Stated task
Repeat all of the records verbatim.

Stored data
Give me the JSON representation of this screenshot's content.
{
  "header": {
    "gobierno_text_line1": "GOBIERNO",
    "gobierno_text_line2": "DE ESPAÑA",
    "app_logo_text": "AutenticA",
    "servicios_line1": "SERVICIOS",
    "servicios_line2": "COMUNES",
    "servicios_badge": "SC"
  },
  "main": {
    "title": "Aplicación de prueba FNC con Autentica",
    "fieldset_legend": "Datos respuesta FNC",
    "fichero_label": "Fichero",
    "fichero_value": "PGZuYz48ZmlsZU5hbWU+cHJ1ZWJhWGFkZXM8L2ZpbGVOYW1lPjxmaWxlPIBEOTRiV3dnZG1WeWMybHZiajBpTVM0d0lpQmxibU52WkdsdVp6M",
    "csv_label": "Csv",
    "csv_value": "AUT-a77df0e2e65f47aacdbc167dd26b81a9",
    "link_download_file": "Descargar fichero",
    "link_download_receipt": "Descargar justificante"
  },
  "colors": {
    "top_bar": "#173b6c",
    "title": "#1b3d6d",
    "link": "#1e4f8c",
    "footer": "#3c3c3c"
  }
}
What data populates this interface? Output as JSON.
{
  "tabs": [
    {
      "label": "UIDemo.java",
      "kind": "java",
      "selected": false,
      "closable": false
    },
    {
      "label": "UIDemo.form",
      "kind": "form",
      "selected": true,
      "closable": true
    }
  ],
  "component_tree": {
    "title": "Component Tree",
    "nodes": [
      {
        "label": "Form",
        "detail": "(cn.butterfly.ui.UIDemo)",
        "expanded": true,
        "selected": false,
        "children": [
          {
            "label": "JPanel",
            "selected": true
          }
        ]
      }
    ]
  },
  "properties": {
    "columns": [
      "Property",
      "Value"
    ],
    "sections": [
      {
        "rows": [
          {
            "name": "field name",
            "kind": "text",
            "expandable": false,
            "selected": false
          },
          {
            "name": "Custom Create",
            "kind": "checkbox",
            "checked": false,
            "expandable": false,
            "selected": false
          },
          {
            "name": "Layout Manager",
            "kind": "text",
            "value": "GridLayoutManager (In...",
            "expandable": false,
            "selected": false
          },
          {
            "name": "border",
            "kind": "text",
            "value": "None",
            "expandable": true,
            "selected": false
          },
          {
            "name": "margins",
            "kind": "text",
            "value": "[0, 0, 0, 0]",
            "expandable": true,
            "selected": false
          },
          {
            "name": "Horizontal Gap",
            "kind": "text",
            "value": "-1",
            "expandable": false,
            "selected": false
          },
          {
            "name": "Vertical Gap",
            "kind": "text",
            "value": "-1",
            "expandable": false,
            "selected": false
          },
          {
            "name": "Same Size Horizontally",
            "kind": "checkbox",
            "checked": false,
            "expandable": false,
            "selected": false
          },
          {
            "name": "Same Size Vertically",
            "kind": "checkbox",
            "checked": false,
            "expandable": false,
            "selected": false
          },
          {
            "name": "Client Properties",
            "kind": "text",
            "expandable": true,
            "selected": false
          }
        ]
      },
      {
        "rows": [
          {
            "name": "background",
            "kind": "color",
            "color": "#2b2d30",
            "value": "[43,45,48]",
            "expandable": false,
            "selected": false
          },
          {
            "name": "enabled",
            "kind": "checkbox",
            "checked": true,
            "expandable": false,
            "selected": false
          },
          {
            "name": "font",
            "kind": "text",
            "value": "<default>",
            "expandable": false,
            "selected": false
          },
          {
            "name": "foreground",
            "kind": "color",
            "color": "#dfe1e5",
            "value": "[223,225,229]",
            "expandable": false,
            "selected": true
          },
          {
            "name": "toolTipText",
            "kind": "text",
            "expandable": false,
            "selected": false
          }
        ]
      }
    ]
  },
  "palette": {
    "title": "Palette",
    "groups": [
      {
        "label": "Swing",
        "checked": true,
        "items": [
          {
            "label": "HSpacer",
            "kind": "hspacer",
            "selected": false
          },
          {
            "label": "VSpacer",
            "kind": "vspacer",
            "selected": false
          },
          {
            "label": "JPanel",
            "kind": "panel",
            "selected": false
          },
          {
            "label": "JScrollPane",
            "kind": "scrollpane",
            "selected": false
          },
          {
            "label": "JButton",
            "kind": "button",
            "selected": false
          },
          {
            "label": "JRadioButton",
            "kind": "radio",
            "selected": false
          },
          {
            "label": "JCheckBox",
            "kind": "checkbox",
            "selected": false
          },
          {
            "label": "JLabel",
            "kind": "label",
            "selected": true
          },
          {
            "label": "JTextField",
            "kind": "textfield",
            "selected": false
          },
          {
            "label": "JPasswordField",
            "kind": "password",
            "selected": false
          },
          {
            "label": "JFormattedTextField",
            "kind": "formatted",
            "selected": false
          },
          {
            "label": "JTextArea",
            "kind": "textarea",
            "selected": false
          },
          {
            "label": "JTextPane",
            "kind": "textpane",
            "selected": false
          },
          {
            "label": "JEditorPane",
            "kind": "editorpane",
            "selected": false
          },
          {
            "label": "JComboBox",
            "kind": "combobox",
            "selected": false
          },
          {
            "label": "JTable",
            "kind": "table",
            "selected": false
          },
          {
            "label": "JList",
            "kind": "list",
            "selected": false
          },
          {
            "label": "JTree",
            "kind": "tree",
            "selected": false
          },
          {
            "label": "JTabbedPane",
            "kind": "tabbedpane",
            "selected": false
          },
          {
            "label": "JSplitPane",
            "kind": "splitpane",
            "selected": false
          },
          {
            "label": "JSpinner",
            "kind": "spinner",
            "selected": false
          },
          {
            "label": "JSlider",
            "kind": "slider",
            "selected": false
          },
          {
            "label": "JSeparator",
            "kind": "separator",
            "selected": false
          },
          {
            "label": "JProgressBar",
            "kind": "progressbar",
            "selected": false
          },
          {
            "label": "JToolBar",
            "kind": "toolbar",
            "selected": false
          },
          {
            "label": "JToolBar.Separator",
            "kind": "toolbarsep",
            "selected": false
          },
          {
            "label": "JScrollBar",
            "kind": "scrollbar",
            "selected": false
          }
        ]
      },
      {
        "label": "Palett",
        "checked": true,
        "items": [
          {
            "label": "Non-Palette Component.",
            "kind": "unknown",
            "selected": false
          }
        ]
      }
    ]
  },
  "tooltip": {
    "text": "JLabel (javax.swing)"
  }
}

Worked solution
Give me the JSON representation of this screenshot's content.
{
  "header": {
    "gobierno_text_line1": "GOBIERNO",
    "gobierno_text_line2": "DE ESPAÑA",
    "app_logo_text": "AutenticA",
    "servicios_line1": "SERVICIOS",
    "servicios_line2": "COMUNES",
    "servicios_badge": "SC"
  },
  "main": {
    "title": "Aplicación de prueba FNC con Autentica",
    "fieldset_legend": "Datos respuesta FNC",
    "fichero_label": "Fichero",
    "fichero_value": "PGZuYz48ZmlsZU5hbWU+cHJ1ZWJhWGFkZXM8L2ZpbGVOYW1lPjxmaWxlPIBEOTRiV3dnZG1WeWMybHZiajBpTVM0d0lpQmxibU52WkdsdVp6M",
    "csv_label": "Csv",
    "csv_value": "AUT-a77df0e2e65f47aacdbc167dd26b81a9",
    "link_download_file": "Descargar fichero",
    "link_download_receipt": "Descargar justificante"
  },
  "colors": {
    "top_bar": "#173b6c",
    "title": "#1b3d6d",
    "link": "#1e4f8c",
    "footer": "#3c3c3c"
  }
}
What data populates this interface? Output as JSON.
{
  "tabs": [
    {
      "label": "UIDemo.java",
      "kind": "java",
      "selected": false,
      "closable": false
    },
    {
      "label": "UIDemo.form",
      "kind": "form",
      "selected": true,
      "closable": true
    }
  ],
  "component_tree": {
    "title": "Component Tree",
    "nodes": [
      {
        "label": "Form",
        "detail": "(cn.butterfly.ui.UIDemo)",
        "expanded": true,
        "selected": false,
        "children": [
          {
            "label": "JPanel",
            "selected": true
          }
        ]
      }
    ]
  },
  "properties": {
    "columns": [
      "Property",
      "Value"
    ],
    "sections": [
      {
        "rows": [
          {
            "name": "field name",
            "kind": "text",
            "expandable": false,
            "selected": false
          },
          {
            "name": "Custom Create",
            "kind": "checkbox",
            "checked": false,
            "expandable": false,
            "selected": false
          },
          {
            "name": "Layout Manager",
            "kind": "text",
            "value": "GridLayoutManager (In...",
            "expandable": false,
            "selected": false
          },
          {
            "name": "border",
            "kind": "text",
            "value": "None",
            "expandable": true,
            "selected": false
          },
          {
            "name": "margins",
            "kind": "text",
            "value": "[0, 0, 0, 0]",
            "expandable": true,
            "selected": false
          },
          {
            "name": "Horizontal Gap",
            "kind": "text",
            "value": "-1",
            "expandable": false,
            "selected": false
          },
          {
            "name": "Vertical Gap",
            "kind": "text",
            "value": "-1",
            "expandable": false,
            "selected": false
          },
          {
            "name": "Same Size Horizontally",
            "kind": "checkbox",
            "checked": false,
            "expandable": false,
            "selected": false
          },
          {
            "name": "Same Size Vertically",
            "kind": "checkbox",
            "checked": false,
            "expandable": false,
            "selected": false
          },
          {
            "name": "Client Properties",
            "kind": "text",
            "expandable": true,
            "selected": false
          }
        ]
      },
      {
        "rows": [
          {
            "name": "background",
            "kind": "color",
            "color": "#2b2d30",
            "value": "[43,45,48]",
            "expandable": false,
            "selected": false
          },
          {
            "name": "enabled",
            "kind": "checkbox",
            "checked": true,
            "expandable": false,
            "selected": false
          },
          {
            "name": "font",
            "kind": "text",
            "value": "<default>",
            "expandable": false,
            "selected": false
          },
          {
            "name": "foreground",
            "kind": "color",
            "color": "#dfe1e5",
            "value": "[223,225,229]",
            "expandable": false,
            "selected": true
          },
          {
            "name": "toolTipText",
            "kind": "text",
            "expandable": false,
            "selected": false
          }
        ]
      }
    ]
  },
  "palette": {
    "title": "Palette",
    "groups": [
      {
        "label": "Swing",
        "checked": true,
        "items": [
          {
            "label": "HSpacer",
            "kind": "hspacer",
            "selected": false
          },
          {
            "label": "VSpacer",
            "kind": "vspacer",
            "selected": false
          },
          {
            "label": "JPanel",
            "kind": "panel",
            "selected": false
          },
          {
            "label": "JScrollPane",
            "kind": "scrollpane",
            "selected": false
          },
          {
            "label": "JButton",
            "kind": "button",
            "selected": false
          },
          {
            "label": "JRadioButton",
            "kind": "radio",
            "selected": false
          },
          {
            "label": "JCheckBox",
            "kind": "checkbox",
            "selected": false
          },
          {
            "label": "JLabel",
            "kind": "label",
            "selected": true
          },
          {
            "label": "JTextField",
            "kind": "textfield",
            "selected": false
          },
          {
            "label": "JPasswordField",
            "kind": "password",
            "selected": false
          },
          {
            "label": "JFormattedTextField",
            "kind": "formatted",
            "selected": false
          },
          {
            "label": "JTextArea",
            "kind": "textarea",
            "selected": false
          },
          {
            "label": "JTextPane",
            "kind": "textpane",
            "selected": false
          },
          {
            "label": "JEditorPane",
            "kind": "editorpane",
            "selected": false
          },
          {
            "label": "JComboBox",
            "kind": "combobox",
            "selected": false
          },
          {
            "label": "JTable",
            "kind": "table",
            "selected": false
          },
          {
            "label": "JList",
            "kind": "list",
            "selected": false
          },
          {
            "label": "JTree",
            "kind": "tree",
            "selected": false
          },
          {
            "label": "JTabbedPane",
            "kind": "tabbedpane",
            "selected": false
          },
          {
            "label": "JSplitPane",
            "kind": "splitpane",
            "selected": false
          },
          {
            "label": "JSpinner",
            "kind": "spinner",
            "selected": false
          },
          {
            "label": "JSlider",
            "kind": "slider",
            "selected": false
          },
          {
            "label": "JSeparator",
            "kind": "separator",
            "selected": false
          },
          {
            "label": "JProgressBar",
            "kind": "progressbar",
            "selected": false
          },
          {
            "label": "JToolBar",
            "kind": "toolbar",
            "selected": false
          },
          {
            "label": "JToolBar.Separator",
            "kind": "toolbarsep",
            "selected": false
          },
          {
            "label": "JScrollBar",
            "kind": "scrollbar",
            "selected": false
          }
        ]
      },
      {
        "label": "Palett",
        "checked": true,
        "items": [
          {
            "label": "Non-Palette Component.",
            "kind": "unknown",
            "selected": false
          }
        ]
      }
    ]
  },
  "tooltip": {
    "text": "JLabel (javax.swing)"
  }
}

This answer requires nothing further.